Your goal:
Identify every line containing the word "name" and reproduce each one.

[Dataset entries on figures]
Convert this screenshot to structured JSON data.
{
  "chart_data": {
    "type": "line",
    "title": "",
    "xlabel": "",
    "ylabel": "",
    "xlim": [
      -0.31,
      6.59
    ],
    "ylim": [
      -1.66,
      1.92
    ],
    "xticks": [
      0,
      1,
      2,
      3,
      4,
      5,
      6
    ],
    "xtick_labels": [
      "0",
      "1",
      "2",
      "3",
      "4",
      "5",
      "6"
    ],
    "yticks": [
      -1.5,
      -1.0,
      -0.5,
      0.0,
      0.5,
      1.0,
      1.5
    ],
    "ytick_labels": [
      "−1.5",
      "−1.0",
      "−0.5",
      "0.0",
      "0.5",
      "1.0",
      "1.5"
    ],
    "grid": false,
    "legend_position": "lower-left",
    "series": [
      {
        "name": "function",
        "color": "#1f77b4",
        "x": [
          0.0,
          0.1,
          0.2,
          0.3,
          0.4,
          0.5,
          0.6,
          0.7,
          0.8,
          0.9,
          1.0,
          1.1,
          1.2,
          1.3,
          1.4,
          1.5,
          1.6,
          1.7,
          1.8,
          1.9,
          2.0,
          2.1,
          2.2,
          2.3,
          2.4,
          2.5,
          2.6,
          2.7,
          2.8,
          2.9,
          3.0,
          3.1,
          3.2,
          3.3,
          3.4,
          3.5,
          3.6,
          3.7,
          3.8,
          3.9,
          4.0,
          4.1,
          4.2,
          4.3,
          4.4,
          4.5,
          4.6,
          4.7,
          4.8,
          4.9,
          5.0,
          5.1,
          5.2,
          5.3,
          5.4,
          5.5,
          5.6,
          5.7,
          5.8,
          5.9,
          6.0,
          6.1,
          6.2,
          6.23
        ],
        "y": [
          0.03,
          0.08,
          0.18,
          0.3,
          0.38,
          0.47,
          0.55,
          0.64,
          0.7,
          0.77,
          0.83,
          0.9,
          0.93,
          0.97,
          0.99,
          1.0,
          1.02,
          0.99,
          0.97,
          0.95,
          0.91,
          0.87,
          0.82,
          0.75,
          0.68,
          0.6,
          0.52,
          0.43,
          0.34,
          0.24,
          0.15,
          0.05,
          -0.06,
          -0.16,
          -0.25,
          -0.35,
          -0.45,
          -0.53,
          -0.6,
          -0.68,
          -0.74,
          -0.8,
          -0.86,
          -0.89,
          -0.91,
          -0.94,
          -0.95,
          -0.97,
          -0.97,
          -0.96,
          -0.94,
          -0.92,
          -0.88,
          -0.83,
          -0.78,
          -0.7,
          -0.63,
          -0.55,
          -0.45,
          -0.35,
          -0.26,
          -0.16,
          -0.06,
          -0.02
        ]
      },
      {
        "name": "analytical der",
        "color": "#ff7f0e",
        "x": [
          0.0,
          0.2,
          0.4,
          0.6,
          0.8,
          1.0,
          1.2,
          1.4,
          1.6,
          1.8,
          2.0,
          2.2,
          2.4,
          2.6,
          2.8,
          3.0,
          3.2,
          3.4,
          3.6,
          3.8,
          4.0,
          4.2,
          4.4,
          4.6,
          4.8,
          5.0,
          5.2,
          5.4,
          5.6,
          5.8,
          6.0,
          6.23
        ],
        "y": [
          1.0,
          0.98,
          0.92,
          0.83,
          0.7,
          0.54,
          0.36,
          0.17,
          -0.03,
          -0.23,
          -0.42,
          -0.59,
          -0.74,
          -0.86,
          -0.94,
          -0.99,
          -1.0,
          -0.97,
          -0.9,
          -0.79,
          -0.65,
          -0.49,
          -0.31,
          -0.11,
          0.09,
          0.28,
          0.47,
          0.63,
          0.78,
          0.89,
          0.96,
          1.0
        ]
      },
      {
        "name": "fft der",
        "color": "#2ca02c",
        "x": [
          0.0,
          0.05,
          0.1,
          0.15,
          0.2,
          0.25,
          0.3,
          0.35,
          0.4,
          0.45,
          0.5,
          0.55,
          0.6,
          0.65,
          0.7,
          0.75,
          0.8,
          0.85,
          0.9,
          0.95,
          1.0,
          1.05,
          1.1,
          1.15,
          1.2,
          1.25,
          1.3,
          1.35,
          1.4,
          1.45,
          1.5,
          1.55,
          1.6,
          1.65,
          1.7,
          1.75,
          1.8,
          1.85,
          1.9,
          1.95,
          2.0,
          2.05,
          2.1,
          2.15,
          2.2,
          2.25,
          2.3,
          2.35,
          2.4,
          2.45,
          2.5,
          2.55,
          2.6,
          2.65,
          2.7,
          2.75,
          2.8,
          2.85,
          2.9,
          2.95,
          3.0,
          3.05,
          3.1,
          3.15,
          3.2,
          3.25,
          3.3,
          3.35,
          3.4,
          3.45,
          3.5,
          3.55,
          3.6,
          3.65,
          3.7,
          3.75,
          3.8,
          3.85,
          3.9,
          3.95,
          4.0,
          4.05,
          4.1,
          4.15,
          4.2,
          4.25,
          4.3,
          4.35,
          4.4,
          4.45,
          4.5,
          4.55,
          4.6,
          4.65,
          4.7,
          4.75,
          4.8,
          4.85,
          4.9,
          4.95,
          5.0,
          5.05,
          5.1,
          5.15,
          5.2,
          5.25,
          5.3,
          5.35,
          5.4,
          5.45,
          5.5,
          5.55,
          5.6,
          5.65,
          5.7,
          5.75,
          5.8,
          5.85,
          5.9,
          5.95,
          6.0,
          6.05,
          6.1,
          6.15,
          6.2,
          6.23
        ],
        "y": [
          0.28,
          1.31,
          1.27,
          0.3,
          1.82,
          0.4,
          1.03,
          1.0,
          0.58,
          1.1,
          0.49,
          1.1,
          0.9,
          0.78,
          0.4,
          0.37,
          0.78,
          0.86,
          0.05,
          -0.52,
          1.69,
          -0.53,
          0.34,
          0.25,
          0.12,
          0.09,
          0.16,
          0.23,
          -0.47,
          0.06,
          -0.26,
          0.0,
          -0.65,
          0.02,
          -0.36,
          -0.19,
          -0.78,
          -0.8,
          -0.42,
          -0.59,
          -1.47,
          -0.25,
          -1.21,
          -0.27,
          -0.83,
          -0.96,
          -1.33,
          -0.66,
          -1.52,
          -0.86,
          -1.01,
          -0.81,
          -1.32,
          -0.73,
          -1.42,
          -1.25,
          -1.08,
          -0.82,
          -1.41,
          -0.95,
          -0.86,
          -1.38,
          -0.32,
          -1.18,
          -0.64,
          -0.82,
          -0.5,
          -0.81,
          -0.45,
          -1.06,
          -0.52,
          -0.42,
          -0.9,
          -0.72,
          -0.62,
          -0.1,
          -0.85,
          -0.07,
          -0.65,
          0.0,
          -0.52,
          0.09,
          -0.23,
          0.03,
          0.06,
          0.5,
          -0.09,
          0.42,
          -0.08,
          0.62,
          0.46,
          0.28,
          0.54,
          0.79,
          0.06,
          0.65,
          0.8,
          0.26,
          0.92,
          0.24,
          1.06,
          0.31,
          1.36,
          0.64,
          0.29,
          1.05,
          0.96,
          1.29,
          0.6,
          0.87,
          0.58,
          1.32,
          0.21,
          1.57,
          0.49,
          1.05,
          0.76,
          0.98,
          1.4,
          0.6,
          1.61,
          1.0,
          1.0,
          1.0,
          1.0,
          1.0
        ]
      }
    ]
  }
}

Full answer:
        "name": "function",
        "name": "analytical der",
        "name": "fft der",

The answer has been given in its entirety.